Objective: Restate each of the lines given below, word for word.

Collected data entries:
——
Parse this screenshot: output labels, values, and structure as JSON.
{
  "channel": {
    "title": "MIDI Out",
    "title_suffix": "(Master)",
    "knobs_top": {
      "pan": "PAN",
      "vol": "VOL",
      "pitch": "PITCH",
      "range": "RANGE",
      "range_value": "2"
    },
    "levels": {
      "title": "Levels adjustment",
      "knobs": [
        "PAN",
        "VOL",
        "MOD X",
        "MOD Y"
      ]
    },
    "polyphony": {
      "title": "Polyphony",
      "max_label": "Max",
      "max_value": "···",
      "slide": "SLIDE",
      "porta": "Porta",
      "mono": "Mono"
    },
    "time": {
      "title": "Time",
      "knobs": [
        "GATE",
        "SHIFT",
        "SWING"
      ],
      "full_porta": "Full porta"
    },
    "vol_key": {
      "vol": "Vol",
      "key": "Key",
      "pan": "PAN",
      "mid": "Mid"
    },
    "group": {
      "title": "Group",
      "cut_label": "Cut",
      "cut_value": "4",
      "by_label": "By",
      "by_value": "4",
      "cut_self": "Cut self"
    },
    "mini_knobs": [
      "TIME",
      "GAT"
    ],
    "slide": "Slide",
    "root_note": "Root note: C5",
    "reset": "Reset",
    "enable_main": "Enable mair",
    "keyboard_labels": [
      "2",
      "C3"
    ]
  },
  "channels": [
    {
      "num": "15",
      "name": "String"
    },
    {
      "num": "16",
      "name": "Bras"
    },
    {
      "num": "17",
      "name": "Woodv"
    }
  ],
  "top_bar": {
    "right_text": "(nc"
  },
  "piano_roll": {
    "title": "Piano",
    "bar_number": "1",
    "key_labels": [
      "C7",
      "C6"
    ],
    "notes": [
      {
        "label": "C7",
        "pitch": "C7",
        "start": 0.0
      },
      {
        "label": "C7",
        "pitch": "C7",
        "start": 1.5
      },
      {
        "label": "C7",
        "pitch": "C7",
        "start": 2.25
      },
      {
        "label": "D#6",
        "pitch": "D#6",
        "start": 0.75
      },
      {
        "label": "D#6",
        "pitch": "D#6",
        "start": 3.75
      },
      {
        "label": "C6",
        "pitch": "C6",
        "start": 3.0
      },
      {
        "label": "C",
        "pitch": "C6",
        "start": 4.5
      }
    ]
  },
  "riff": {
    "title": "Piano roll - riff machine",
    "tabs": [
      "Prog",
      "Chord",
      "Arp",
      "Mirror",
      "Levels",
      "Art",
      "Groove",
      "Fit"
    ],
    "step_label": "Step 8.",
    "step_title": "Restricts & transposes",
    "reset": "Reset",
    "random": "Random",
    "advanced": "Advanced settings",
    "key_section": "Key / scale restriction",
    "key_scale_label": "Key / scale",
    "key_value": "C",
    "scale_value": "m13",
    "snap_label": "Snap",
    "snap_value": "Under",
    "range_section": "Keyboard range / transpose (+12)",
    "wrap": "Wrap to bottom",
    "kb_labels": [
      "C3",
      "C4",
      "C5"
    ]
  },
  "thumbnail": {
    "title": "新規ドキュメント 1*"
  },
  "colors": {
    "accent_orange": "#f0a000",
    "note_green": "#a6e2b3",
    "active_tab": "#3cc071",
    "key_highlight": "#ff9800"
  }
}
——
Complete response:
Parse this screenshot: output labels, values, and structure as JSON.
{
  "channel": {
    "title": "MIDI Out",
    "title_suffix": "(Master)",
    "knobs_top": {
      "pan": "PAN",
      "vol": "VOL",
      "pitch": "PITCH",
      "range": "RANGE",
      "range_value": "2"
    },
    "levels": {
      "title": "Levels adjustment",
      "knobs": [
        "PAN",
        "VOL",
        "MOD X",
        "MOD Y"
      ]
    },
    "polyphony": {
      "title": "Polyphony",
      "max_label": "Max",
      "max_value": "···",
      "slide": "SLIDE",
      "porta": "Porta",
      "mono": "Mono"
    },
    "time": {
      "title": "Time",
      "knobs": [
        "GATE",
        "SHIFT",
        "SWING"
      ],
      "full_porta": "Full porta"
    },
    "vol_key": {
      "vol": "Vol",
      "key": "Key",
      "pan": "PAN",
      "mid": "Mid"
    },
    "group": {
      "title": "Group",
      "cut_label": "Cut",
      "cut_value": "4",
      "by_label": "By",
      "by_value": "4",
      "cut_self": "Cut self"
    },
    "mini_knobs": [
      "TIME",
      "GAT"
    ],
    "slide": "Slide",
    "root_note": "Root note: C5",
    "reset": "Reset",
    "enable_main": "Enable mair",
    "keyboard_labels": [
      "2",
      "C3"
    ]
  },
  "channels": [
    {
      "num": "15",
      "name": "String"
    },
    {
      "num": "16",
      "name": "Bras"
    },
    {
      "num": "17",
      "name": "Woodv"
    }
  ],
  "top_bar": {
    "right_text": "(nc"
  },
  "piano_roll": {
    "title": "Piano",
    "bar_number": "1",
    "key_labels": [
      "C7",
      "C6"
    ],
    "notes": [
      {
        "label": "C7",
        "pitch": "C7",
        "start": 0.0
      },
      {
        "label": "C7",
        "pitch": "C7",
        "start": 1.5
      },
      {
        "label": "C7",
        "pitch": "C7",
        "start": 2.25
      },
      {
        "label": "D#6",
        "pitch": "D#6",
        "start": 0.75
      },
      {
        "label": "D#6",
        "pitch": "D#6",
        "start": 3.75
      },
      {
        "label": "C6",
        "pitch": "C6",
        "start": 3.0
      },
      {
        "label": "C",
        "pitch": "C6",
        "start": 4.5
      }
    ]
  },
  "riff": {
    "title": "Piano roll - riff machine",
    "tabs": [
      "Prog",
      "Chord",
      "Arp",
      "Mirror",
      "Levels",
      "Art",
      "Groove",
      "Fit"
    ],
    "step_label": "Step 8.",
    "step_title": "Restricts & transposes",
    "reset": "Reset",
    "random": "Random",
    "advanced": "Advanced settings",
    "key_section": "Key / scale restriction",
    "key_scale_label": "Key / scale",
    "key_value": "C",
    "scale_value": "m13",
    "snap_label": "Snap",
    "snap_value": "Under",
    "range_section": "Keyboard range / transpose (+12)",
    "wrap": "Wrap to bottom",
    "kb_labels": [
      "C3",
      "C4",
      "C5"
    ]
  },
  "thumbnail": {
    "title": "新規ドキュメント 1*"
  },
  "colors": {
    "accent_orange": "#f0a000",
    "note_green": "#a6e2b3",
    "active_tab": "#3cc071",
    "key_highlight": "#ff9800"
  }
}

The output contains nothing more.